Data items
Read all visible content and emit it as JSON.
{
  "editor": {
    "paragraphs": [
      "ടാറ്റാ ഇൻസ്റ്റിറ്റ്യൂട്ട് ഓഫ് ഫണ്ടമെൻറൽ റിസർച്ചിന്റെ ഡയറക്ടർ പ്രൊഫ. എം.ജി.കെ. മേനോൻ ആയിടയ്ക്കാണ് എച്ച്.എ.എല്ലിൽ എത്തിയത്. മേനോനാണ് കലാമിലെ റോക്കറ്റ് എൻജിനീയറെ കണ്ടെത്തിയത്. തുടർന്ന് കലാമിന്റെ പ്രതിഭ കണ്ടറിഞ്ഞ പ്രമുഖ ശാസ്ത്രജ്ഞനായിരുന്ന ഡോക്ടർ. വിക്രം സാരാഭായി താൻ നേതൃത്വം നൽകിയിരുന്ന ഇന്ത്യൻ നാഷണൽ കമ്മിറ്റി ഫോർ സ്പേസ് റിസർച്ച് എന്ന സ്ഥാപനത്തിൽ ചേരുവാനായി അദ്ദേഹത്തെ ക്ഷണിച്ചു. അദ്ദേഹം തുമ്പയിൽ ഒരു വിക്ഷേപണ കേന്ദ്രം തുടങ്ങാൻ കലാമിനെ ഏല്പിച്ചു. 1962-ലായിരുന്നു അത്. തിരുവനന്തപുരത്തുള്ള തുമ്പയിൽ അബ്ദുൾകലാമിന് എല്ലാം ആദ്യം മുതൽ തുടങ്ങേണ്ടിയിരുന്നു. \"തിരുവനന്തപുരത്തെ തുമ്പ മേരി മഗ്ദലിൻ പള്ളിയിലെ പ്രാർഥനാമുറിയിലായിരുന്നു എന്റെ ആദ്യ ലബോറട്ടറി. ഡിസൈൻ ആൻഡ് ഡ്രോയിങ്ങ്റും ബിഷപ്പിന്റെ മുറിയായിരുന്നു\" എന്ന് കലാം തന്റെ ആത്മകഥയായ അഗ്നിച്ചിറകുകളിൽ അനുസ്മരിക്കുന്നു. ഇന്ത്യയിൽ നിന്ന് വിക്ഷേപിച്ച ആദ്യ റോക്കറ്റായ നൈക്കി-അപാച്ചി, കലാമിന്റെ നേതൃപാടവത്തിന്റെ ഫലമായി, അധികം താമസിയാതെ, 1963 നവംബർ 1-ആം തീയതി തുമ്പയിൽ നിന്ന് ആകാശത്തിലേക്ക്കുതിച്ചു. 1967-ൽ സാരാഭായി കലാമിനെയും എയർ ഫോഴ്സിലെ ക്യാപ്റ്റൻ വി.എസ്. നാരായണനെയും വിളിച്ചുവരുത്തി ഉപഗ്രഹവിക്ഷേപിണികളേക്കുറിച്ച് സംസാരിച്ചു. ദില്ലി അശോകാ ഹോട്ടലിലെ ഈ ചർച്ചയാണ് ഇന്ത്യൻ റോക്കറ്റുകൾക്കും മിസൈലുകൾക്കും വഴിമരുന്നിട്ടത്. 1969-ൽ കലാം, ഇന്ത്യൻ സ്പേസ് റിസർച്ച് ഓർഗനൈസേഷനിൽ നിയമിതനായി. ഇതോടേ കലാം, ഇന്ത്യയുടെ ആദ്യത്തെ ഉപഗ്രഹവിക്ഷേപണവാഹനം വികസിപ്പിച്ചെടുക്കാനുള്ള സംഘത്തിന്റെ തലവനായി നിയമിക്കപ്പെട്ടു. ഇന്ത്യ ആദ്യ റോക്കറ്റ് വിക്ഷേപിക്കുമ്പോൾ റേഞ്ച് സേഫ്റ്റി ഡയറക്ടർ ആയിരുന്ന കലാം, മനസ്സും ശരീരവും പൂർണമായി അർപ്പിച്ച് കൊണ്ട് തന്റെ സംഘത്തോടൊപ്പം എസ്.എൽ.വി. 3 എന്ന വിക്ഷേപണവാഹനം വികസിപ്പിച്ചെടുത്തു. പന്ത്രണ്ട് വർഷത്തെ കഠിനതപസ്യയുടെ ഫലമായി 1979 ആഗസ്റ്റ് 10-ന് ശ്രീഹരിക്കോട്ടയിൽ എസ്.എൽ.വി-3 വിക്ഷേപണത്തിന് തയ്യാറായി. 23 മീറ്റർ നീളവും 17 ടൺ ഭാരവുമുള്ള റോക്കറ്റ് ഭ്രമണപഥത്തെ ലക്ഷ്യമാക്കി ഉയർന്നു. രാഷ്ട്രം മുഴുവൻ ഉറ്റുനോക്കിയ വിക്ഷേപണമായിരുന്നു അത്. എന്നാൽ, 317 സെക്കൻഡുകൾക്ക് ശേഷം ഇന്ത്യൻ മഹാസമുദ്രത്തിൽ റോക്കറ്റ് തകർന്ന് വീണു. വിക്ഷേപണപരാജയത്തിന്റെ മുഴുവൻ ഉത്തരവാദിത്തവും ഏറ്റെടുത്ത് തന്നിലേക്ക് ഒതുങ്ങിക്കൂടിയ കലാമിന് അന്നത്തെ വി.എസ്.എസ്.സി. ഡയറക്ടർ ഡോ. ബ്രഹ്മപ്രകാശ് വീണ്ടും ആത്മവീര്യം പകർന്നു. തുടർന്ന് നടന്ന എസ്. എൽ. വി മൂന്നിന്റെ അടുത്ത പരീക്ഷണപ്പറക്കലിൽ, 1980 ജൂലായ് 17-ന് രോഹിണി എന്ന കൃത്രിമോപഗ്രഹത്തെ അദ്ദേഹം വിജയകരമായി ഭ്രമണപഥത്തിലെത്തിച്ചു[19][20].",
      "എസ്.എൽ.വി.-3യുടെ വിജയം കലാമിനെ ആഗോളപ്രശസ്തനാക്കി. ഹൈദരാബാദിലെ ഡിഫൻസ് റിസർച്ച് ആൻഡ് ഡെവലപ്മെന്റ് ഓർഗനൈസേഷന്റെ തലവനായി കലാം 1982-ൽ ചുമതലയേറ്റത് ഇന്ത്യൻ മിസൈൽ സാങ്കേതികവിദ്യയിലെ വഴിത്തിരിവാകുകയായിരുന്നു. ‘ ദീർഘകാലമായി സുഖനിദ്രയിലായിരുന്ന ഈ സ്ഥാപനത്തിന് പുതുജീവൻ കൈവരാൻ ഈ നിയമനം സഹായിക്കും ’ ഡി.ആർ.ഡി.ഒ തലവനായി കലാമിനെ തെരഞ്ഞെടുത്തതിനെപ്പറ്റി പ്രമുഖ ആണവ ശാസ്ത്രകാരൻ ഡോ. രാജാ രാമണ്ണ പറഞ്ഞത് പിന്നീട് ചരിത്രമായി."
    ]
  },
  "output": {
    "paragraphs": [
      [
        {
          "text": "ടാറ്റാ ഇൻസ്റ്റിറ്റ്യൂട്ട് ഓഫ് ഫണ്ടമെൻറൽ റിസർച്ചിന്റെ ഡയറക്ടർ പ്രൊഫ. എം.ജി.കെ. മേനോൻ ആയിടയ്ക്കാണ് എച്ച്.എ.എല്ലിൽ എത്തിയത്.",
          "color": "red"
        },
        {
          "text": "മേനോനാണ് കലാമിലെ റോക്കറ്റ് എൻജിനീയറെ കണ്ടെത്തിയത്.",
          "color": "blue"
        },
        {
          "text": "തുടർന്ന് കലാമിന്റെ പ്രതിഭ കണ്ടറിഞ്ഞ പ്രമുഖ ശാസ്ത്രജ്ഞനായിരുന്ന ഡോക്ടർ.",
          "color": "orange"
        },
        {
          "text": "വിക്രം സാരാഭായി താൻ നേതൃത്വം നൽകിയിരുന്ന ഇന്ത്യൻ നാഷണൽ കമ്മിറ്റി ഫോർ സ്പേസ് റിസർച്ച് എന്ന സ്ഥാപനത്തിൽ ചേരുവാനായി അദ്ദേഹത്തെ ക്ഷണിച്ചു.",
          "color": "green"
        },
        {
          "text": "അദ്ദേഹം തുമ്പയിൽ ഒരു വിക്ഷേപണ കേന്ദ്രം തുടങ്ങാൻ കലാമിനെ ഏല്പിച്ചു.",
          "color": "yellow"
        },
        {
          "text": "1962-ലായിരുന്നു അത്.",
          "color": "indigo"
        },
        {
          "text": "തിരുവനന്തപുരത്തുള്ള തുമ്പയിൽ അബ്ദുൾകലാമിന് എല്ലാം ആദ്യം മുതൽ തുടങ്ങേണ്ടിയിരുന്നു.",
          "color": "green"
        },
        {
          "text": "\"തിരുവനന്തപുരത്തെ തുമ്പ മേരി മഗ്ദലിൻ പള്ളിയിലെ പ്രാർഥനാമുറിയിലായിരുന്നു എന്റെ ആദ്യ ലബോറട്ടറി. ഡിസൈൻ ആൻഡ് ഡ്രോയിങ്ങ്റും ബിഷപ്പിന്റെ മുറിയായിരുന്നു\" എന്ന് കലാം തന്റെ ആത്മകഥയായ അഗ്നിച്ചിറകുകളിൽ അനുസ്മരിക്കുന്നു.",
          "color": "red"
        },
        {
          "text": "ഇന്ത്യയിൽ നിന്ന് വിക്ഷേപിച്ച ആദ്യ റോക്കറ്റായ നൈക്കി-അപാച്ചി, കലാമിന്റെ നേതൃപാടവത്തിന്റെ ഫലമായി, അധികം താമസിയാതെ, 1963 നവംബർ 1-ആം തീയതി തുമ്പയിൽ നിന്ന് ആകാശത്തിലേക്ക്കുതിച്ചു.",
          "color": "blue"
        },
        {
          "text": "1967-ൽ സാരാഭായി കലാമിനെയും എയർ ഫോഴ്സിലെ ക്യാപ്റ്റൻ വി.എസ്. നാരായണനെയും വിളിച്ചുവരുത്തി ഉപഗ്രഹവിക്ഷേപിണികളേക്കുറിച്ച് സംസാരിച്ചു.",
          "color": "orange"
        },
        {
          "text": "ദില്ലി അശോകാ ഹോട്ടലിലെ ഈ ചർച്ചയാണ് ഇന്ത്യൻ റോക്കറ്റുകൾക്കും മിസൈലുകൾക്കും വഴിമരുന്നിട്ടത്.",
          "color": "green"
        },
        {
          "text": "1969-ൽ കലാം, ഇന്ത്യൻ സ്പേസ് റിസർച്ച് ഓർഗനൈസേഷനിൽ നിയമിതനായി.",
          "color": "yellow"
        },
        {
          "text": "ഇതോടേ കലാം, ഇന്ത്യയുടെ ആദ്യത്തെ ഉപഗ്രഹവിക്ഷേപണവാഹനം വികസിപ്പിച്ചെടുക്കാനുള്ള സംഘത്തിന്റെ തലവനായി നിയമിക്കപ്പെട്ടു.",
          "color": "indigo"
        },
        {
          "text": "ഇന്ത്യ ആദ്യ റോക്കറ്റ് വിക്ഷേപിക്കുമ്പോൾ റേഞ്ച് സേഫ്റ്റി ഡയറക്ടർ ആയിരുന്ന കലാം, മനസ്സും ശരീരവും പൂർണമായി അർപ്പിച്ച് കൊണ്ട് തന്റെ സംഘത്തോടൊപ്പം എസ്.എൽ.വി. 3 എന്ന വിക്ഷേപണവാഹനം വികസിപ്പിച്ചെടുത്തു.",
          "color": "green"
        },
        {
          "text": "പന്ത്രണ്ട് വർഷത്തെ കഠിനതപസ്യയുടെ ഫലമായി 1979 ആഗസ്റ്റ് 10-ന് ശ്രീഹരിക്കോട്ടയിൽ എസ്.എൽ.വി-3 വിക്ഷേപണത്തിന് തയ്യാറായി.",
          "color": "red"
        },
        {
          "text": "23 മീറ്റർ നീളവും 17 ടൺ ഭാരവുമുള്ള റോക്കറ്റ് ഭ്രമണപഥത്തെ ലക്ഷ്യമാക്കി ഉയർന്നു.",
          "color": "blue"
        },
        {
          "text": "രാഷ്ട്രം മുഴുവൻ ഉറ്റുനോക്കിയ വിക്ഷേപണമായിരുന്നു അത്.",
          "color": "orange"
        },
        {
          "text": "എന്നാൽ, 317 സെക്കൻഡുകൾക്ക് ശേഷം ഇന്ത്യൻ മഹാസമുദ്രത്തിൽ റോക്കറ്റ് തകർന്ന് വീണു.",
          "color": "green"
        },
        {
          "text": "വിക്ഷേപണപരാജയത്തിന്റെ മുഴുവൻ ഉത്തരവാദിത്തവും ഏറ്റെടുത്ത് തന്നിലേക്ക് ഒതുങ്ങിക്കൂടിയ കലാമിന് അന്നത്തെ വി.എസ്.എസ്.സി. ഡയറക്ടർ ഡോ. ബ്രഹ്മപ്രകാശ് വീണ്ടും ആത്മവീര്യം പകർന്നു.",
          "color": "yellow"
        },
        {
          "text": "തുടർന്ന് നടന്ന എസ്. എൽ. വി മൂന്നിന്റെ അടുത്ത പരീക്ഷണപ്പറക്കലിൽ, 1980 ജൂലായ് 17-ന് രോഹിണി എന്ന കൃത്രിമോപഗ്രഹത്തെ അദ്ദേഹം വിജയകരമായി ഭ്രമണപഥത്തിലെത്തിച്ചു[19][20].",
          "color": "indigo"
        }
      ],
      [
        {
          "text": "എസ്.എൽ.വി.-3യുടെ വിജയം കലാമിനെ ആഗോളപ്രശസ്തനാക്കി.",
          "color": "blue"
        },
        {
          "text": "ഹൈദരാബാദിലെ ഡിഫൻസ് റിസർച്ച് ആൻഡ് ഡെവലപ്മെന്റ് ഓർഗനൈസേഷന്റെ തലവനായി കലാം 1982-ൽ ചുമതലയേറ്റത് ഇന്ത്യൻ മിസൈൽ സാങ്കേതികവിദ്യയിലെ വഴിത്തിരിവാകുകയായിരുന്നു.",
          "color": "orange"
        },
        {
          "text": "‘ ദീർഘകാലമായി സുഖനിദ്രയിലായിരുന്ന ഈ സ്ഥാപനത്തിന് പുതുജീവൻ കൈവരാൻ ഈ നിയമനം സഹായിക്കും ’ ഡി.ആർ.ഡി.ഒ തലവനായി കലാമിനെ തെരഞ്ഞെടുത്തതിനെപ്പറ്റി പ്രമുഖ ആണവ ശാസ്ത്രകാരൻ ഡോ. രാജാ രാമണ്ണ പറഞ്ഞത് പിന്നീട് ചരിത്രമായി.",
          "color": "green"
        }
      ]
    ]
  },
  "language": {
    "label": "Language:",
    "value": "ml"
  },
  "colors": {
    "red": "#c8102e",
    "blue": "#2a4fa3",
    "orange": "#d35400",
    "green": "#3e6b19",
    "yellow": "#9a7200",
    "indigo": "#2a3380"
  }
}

--- Problem description ---
From the records above, pull out every line containing the word "മതലയ".

--- Exercise answer ---
      "എസ്.എൽ.വി.-3യുടെ വിജയം കലാമിനെ ആഗോളപ്രശസ്തനാക്കി. ഹൈദരാബാദിലെ ഡിഫൻസ് റിസർച്ച് ആൻഡ് ഡെവലപ്മെന്റ് ഓർഗനൈസേഷന്റെ തലവനായി കലാം 1982-ൽ ചുമതലയേറ്റത് ഇന്ത്യൻ മിസൈൽ സാങ്കേതികവിദ്യയിലെ വഴിത്തിരിവാകുകയായിരുന്നു. ‘ ദീർഘകാലമായി സുഖനിദ്രയിലായിരുന്ന ഈ സ്ഥാപനത്തിന് പുതുജീവൻ കൈവരാൻ ഈ നിയമനം സഹായിക്കും ’ ഡി.ആർ.ഡി.ഒ തലവനായി കലാമിനെ തെരഞ്ഞെടുത്തതിനെപ്പറ്റി പ്രമുഖ ആണവ ശാസ്ത്രകാരൻ ഡോ. രാജാ രാമണ്ണ പറഞ്ഞത് പിന്നീട് ചരിത്രമായി."
          "text": "ഹൈദരാബാദിലെ ഡിഫൻസ് റിസർച്ച് ആൻഡ് ഡെവലപ്മെന്റ് ഓർഗനൈസേഷന്റെ തലവനായി കലാം 1982-ൽ ചുമതലയേറ്റത് ഇന്ത്യൻ മിസൈൽ സാങ്കേതികവിദ്യയിലെ വഴിത്തിരിവാകുകയായിരുന്നു.",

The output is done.